## WHAT YOU HAVE TO DO
Can you retype every record below exactly as written?

## RECORDS
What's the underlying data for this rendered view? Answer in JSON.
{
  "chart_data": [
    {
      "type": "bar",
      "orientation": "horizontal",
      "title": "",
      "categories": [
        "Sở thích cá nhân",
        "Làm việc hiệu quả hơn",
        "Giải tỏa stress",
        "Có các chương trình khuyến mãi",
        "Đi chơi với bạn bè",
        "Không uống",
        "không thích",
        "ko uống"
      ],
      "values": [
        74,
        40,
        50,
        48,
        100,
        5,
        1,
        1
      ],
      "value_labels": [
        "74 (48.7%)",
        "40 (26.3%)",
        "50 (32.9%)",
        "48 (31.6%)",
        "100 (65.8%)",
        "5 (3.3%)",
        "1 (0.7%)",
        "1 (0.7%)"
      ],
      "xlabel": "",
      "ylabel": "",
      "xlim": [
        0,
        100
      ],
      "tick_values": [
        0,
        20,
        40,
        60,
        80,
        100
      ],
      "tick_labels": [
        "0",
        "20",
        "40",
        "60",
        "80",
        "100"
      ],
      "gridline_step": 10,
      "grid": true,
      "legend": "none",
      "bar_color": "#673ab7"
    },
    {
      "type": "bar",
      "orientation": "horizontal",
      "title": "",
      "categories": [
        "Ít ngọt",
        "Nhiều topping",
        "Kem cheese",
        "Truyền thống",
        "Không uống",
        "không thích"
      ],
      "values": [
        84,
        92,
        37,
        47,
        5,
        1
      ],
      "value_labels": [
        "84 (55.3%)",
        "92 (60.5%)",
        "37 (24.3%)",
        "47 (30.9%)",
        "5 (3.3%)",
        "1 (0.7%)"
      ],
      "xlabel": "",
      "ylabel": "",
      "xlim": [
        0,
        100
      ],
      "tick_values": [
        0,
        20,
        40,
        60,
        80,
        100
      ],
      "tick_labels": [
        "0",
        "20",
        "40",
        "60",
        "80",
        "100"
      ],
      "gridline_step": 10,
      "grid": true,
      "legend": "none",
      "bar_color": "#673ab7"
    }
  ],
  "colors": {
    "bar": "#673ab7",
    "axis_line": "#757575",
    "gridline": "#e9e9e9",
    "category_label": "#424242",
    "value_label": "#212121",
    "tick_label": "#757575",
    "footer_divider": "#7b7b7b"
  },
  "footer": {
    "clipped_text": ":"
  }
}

## ANSWER TO THIS PROBLEM
What's the underlying data for this rendered view? Answer in JSON.
{
  "chart_data": [
    {
      "type": "bar",
      "orientation": "horizontal",
      "title": "",
      "categories": [
        "Sở thích cá nhân",
        "Làm việc hiệu quả hơn",
        "Giải tỏa stress",
        "Có các chương trình khuyến mãi",
        "Đi chơi với bạn bè",
        "Không uống",
        "không thích",
        "ko uống"
      ],
      "values": [
        74,
        40,
        50,
        48,
        100,
        5,
        1,
        1
      ],
      "value_labels": [
        "74 (48.7%)",
        "40 (26.3%)",
        "50 (32.9%)",
        "48 (31.6%)",
        "100 (65.8%)",
        "5 (3.3%)",
        "1 (0.7%)",
        "1 (0.7%)"
      ],
      "xlabel": "",
      "ylabel": "",
      "xlim": [
        0,
        100
      ],
      "tick_values": [
        0,
        20,
        40,
        60,
        80,
        100
      ],
      "tick_labels": [
        "0",
        "20",
        "40",
        "60",
        "80",
        "100"
      ],
      "gridline_step": 10,
      "grid": true,
      "legend": "none",
      "bar_color": "#673ab7"
    },
    {
      "type": "bar",
      "orientation": "horizontal",
      "title": "",
      "categories": [
        "Ít ngọt",
        "Nhiều topping",
        "Kem cheese",
        "Truyền thống",
        "Không uống",
        "không thích"
      ],
      "values": [
        84,
        92,
        37,
        47,
        5,
        1
      ],
      "value_labels": [
        "84 (55.3%)",
        "92 (60.5%)",
        "37 (24.3%)",
        "47 (30.9%)",
        "5 (3.3%)",
        "1 (0.7%)"
      ],
      "xlabel": "",
      "ylabel": "",
      "xlim": [
        0,
        100
      ],
      "tick_values": [
        0,
        20,
        40,
        60,
        80,
        100
      ],
      "tick_labels": [
        "0",
        "20",
        "40",
        "60",
        "80",
        "100"
      ],
      "gridline_step": 10,
      "grid": true,
      "legend": "none",
      "bar_color": "#673ab7"
    }
  ],
  "colors": {
    "bar": "#673ab7",
    "axis_line": "#757575",
    "gridline": "#e9e9e9",
    "category_label": "#424242",
    "value_label": "#212121",
    "tick_label": "#757575",
    "footer_divider": "#7b7b7b"
  },
  "footer": {
    "clipped_text": ":"
  }
}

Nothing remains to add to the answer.